Extracted text:
The result placed the eruption squarely on top of the Early-Middle Cambrian extinction.

The ancient lava field, known as the Kalkarinjdi volcanic province, also produced evidence of massive sulphur dioxide outflows — indicating the noxious gas was released into the atmosphere.

Jourdan’s team from Curtin University’s Department of Applied Geology used the recent (geologically speaking) explosion of Mount Pinatubo in 1991 as a template for the impact of such gasses. Pinatubo, a much, much smaller volcano than that at Kalkarinjdi, nevertheless released enough sulphur dioxide into the atmosphere to have a measurable impact on the world’s weather for several years.

A large trilobite fossil from the Cambrian period. This example was found at Emu Bay on Kangaroo Island, South Australia.
A large trilobite fossil from the Cambrian period. This example was found at Emu Bay on Kangaroo Island, South Australia.

Stated task 1:
Summarize the passage on the Kalkarinjdi eruption in two sentences.

[A block of data]
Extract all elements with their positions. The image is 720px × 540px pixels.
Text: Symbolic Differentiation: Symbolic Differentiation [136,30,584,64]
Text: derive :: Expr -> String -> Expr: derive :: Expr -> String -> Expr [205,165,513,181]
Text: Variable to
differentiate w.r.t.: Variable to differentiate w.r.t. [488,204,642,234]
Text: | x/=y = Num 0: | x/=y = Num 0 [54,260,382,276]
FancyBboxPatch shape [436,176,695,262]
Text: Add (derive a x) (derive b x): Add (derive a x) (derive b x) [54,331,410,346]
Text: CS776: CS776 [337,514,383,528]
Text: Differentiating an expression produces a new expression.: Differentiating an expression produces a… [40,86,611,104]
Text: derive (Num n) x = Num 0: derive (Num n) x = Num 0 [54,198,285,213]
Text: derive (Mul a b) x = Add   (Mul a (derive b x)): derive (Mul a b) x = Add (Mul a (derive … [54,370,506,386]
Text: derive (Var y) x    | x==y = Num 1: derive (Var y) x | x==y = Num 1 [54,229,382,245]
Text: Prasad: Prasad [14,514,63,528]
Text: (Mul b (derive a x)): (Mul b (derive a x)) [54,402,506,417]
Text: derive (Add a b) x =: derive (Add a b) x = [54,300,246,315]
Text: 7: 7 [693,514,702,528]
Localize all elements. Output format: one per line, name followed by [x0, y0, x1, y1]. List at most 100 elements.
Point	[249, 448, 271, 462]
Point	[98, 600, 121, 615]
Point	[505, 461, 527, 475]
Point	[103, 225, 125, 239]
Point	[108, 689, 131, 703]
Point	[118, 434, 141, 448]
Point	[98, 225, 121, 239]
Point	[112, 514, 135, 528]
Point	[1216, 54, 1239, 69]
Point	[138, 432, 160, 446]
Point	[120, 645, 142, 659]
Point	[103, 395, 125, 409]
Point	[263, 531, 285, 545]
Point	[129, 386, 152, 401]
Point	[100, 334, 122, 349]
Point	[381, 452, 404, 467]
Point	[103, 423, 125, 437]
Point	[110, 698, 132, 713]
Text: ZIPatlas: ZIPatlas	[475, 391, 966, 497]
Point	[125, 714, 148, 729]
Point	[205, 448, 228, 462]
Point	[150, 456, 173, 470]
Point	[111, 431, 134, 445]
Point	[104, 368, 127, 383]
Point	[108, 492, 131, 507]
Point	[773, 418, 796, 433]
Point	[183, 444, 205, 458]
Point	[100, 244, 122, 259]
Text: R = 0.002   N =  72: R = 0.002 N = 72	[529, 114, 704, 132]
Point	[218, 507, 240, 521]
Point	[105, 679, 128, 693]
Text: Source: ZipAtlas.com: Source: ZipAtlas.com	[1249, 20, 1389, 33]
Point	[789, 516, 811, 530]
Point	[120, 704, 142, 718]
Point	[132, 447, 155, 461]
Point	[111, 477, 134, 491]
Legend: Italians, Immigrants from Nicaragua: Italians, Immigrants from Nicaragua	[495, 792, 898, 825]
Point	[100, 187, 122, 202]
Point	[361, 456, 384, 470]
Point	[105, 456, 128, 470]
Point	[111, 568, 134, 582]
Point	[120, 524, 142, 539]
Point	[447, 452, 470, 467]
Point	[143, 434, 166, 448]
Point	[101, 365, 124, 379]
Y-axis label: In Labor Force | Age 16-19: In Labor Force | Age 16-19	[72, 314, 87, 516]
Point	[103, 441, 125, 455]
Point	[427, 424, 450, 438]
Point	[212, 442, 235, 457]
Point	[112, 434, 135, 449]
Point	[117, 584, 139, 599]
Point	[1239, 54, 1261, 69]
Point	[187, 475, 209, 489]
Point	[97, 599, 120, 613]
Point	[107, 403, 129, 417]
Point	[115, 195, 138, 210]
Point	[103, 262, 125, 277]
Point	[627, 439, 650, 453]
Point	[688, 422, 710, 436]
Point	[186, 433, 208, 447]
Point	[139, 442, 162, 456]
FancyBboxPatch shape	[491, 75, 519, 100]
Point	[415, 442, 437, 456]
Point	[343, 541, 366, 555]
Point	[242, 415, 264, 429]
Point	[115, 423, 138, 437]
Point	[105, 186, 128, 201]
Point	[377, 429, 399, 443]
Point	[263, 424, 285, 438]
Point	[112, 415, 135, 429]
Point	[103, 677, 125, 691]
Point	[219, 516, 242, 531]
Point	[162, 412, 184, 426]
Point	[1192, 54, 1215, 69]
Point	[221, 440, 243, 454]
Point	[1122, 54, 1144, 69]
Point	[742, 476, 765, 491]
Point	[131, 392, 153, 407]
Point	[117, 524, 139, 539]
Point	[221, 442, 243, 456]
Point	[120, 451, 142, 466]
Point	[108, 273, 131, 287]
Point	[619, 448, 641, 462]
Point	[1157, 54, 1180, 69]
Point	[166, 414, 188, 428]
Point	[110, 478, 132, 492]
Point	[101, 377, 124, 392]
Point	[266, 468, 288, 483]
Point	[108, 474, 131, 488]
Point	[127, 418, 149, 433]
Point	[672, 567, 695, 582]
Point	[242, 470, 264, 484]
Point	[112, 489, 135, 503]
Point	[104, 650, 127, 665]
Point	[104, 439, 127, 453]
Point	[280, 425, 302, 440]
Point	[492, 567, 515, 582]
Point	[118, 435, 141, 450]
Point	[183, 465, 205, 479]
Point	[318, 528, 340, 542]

Stated task 2:
Extract the entries from their first line through the line containing "Text: derive (Num", reproducing each line word for word.

Written answer 1:
The eruption that formed the Kalkarinjdi volcanic province lines up with the Early-Middle Cambrian extinction and released massive amounts of sulfur dioxide into the atmosphere. Jourdan's team at Curtin University used Mount Pinatubo's 1991 eruption as a template for the effect of such gases, since that far smaller volcano still measurably affected the world's weather for several years.

Written answer 2:
Extract all elements with their positions. The image is 720px × 540px pixels.
Text: Symbolic Differentiation: Symbolic Differentiation [136,30,584,64]
Text: derive :: Expr -> String -> Expr: derive :: Expr -> String -> Expr [205,165,513,181]
Text: Variable to
differentiate w.r.t.: Variable to differentiate w.r.t. [488,204,642,234]
Text: | x/=y = Num 0: | x/=y = Num 0 [54,260,382,276]
FancyBboxPatch shape [436,176,695,262]
Text: Add (derive a x) (derive b x): Add (derive a x) (derive b x) [54,331,410,346]
Text: CS776: CS776 [337,514,383,528]
Text: Differentiating an expression produces a new expression.: Differentiating an expression produces a… [40,86,611,104]
Text: derive (Num n) x = Num 0: derive (Num n) x = Num 0 [54,198,285,213]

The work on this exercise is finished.